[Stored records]

[Begin]

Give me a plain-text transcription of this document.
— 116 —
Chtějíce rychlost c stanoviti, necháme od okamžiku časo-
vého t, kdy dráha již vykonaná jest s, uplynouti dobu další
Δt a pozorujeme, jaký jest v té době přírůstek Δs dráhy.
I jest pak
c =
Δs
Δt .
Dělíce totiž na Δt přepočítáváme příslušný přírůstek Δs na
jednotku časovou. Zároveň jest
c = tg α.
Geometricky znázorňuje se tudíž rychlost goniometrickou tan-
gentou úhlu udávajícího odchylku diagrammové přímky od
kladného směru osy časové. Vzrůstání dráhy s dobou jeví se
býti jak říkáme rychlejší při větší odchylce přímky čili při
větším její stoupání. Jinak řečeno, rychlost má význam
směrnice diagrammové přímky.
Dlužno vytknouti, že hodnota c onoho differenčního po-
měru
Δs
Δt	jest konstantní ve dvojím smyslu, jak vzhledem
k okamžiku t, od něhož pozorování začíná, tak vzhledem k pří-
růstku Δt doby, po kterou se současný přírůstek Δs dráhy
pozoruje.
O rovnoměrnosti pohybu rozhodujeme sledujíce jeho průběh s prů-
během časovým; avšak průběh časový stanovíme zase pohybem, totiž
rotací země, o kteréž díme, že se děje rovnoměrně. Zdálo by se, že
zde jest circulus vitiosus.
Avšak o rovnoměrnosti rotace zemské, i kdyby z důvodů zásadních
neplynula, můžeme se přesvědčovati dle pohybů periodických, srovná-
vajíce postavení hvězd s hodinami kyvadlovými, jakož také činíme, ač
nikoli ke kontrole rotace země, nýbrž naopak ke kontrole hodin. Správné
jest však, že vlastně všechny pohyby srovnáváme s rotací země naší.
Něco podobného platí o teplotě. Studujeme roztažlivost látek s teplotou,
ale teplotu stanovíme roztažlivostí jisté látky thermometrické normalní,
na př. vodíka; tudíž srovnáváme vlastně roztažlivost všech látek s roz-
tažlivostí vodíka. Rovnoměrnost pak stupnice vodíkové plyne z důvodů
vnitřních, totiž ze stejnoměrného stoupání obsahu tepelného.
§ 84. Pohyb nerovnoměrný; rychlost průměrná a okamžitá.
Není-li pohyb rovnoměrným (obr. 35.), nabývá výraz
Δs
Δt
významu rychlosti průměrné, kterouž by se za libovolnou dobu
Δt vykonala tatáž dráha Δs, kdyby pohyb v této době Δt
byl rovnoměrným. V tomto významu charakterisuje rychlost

[End]

*Task goal:*
Looking at the records above, tally the lines holding "tudíž" and reply with that number only.

*Solution:*
2